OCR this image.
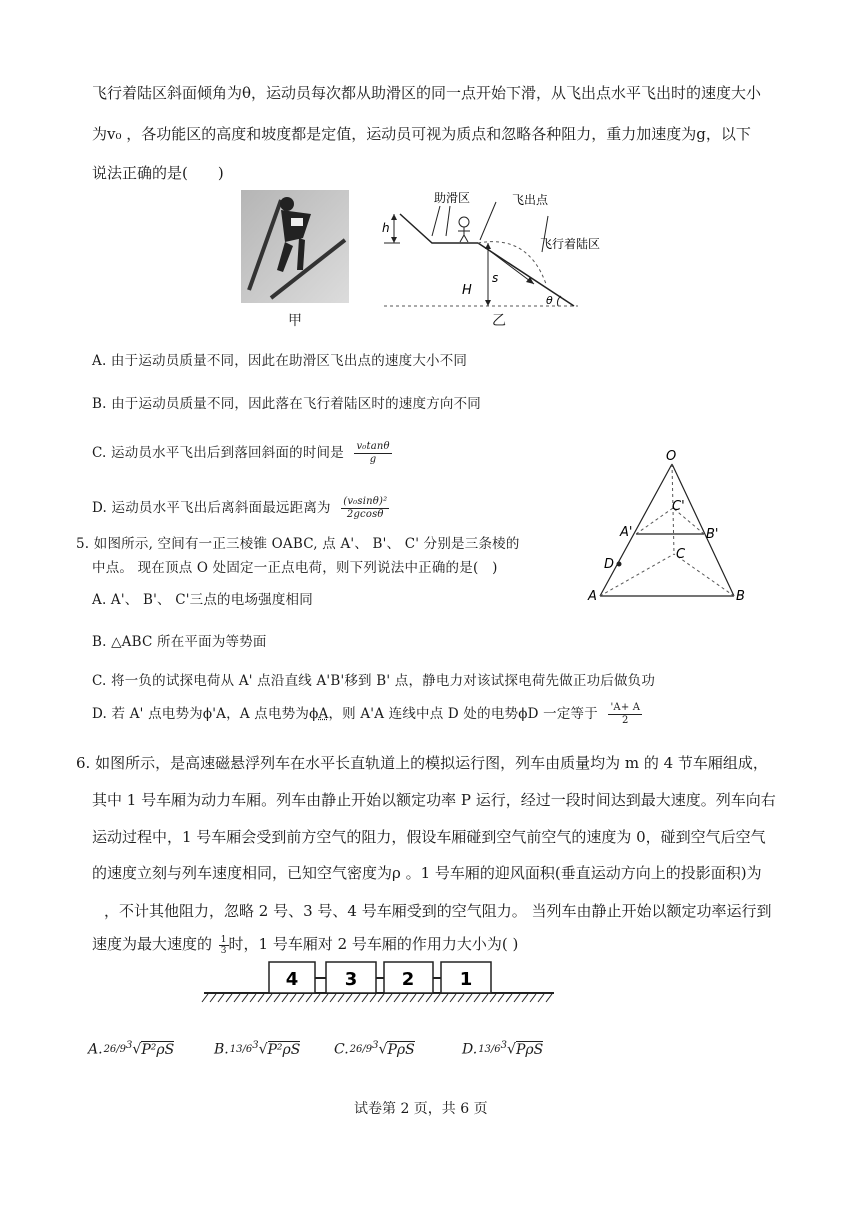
飞行着陆区斜面倾角为θ，运动员每次都从助滑区的同一点开始下滑，从飞出点水平飞出时的速度大小
为v₀ ，各功能区的高度和坡度都是定值，运动员可视为质点和忽略各种阻力，重力加速度为g，以下
说法正确的是(　　)
甲
h
H
s
θ
助滑区	飞出点
飞行着陆区
乙
A. 由于运动员质量不同，因此在助滑区飞出点的速度大小不同
B. 由于运动员质量不同，因此落在飞行着陆区时的速度方向不同
C. 运动员水平飞出后到落回斜面的时间是 $\frac{\text{v₀tanθ}}{g}$
D. 运动员水平飞出后离斜面最远距离为 $\frac{\text{(v₀sinθ)²}}{2gcos\theta}$
O
A	B
C
A'	B'
C'
D
5. 如图所示, 空间有一正三棱锥 OABC, 点 A'、 B'、 C' 分别是三条棱的
中点。 现在顶点 O 处固定一正点电荷，则下列说法中正确的是(　)
A. A'、 B'、 C'三点的电场强度相同
B. △ABC 所在平面为等势面
C. 将一负的试探电荷从 A' 点沿直线 A'B'移到 B' 点，静电力对该试探电荷先做正功后做负功
D. 若 A' 点电势为ϕ'A，A 点电势为ϕA，则 A'A 连线中点 D 处的电势ϕD 一定等于 $\frac{'A+ A}{2}$
6. 如图所示，是高速磁悬浮列车在水平长直轨道上的模拟运行图，列车由质量均为 m 的 4 节车厢组成，
其中 1 号车厢为动力车厢。列车由静止开始以额定功率 P 运行，经过一段时间达到最大速度。列车向右
运动过程中，1 号车厢会受到前方空气的阻力，假设车厢碰到空气前空气的速度为 0，碰到空气后空气
的速度立刻与列车速度相同，已知空气密度为ρ 。1 号车厢的迎风面积(垂直运动方向上的投影面积)为
，不计其他阻力，忽略 2 号、3 号、4 号车厢受到的空气阻力。 当列车由静止开始以额定功率运行到
速度为最大速度的 $\frac{1}{3}$ 时，1 号车厢对 2 号车厢的作用力大小为( )
4	3 2	1
$A.26/9^3√P^2\rho S$	$B.13/6^3√P^2\rho S$ $C.26/9^3√P\rho S$	$D.13/6^3√P\rho S$
试卷第 2 页，共 6 页
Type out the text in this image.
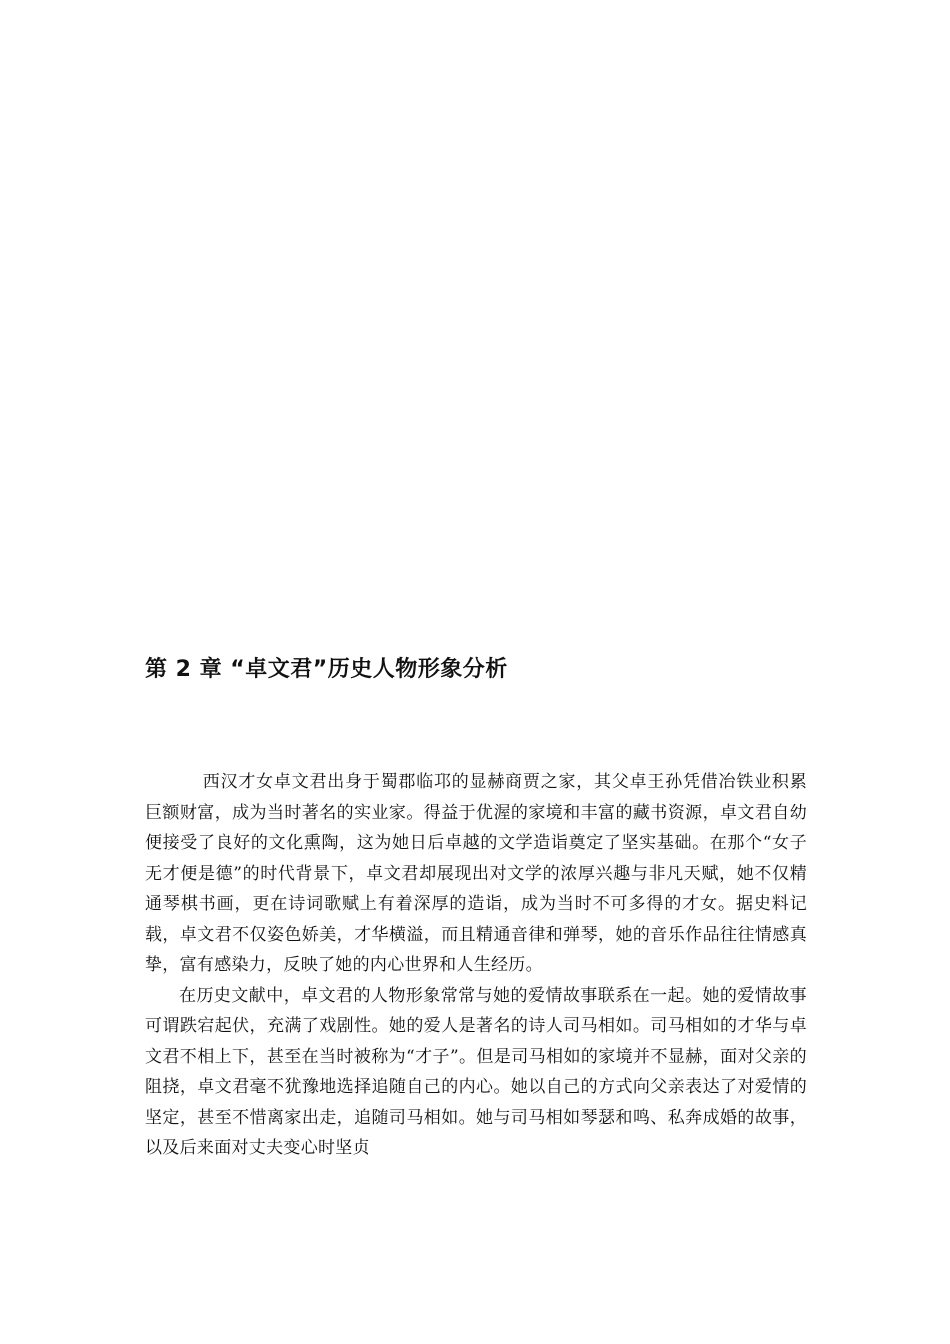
第 2 章 “卓文君”历史人物形象分析

西汉才女卓文君出身于蜀郡临邛的显赫商贾之家，其父卓王孙凭借冶铁业积累巨额财富，成为当时著名的实业家。得益于优渥的家境和丰富的藏书资源，卓文君自幼便接受了良好的文化熏陶，这为她日后卓越的文学造诣奠定了坚实基础。在那个“女子无才便是德”的时代背景下，卓文君却展现出对文学的浓厚兴趣与非凡天赋，她不仅精通琴棋书画，更在诗词歌赋上有着深厚的造诣，成为当时不可多得的才女。据史料记载，卓文君不仅姿色娇美，才华横溢，而且精通音律和弹琴，她的音乐作品往往情感真挚，富有感染力，反映了她的内心世界和人生经历。

在历史文献中，卓文君的人物形象常常与她的爱情故事联系在一起。她的爱情故事可谓跌宕起伏，充满了戏剧性。她的爱人是著名的诗人司马相如。司马相如的才华与卓文君不相上下，甚至在当时被称为“才子”。但是司马相如的家境并不显赫，面对父亲的阻挠，卓文君毫不犹豫地选择追随自己的内心。她以自己的方式向父亲表达了对爱情的坚定，甚至不惜离家出走，追随司马相如。她与司马相如琴瑟和鸣、私奔成婚的故事，以及后来面对丈夫变心时坚贞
==============================
INSTRUCTIONS TO FOLLOW:
The lines to write out run from the one containing "Type out the text in this image." through the final line of the material above, both included; write them out exactly, with no pictures.

FINAL RESULT:
Type out the text in this image.
第 2 章 “卓文君”历史人物形象分析

西汉才女卓文君出身于蜀郡临邛的显赫商贾之家，其父卓王孙凭借冶铁业积累巨额财富，成为当时著名的实业家。得益于优渥的家境和丰富的藏书资源，卓文君自幼便接受了良好的文化熏陶，这为她日后卓越的文学造诣奠定了坚实基础。在那个“女子无才便是德”的时代背景下，卓文君却展现出对文学的浓厚兴趣与非凡天赋，她不仅精通琴棋书画，更在诗词歌赋上有着深厚的造诣，成为当时不可多得的才女。据史料记载，卓文君不仅姿色娇美，才华横溢，而且精通音律和弹琴，她的音乐作品往往情感真挚，富有感染力，反映了她的内心世界和人生经历。

在历史文献中，卓文君的人物形象常常与她的爱情故事联系在一起。她的爱情故事可谓跌宕起伏，充满了戏剧性。她的爱人是著名的诗人司马相如。司马相如的才华与卓文君不相上下，甚至在当时被称为“才子”。但是司马相如的家境并不显赫，面对父亲的阻挠，卓文君毫不犹豫地选择追随自己的内心。她以自己的方式向父亲表达了对爱情的坚定，甚至不惜离家出走，追随司马相如。她与司马相如琴瑟和鸣、私奔成婚的故事，以及后来面对丈夫变心时坚贞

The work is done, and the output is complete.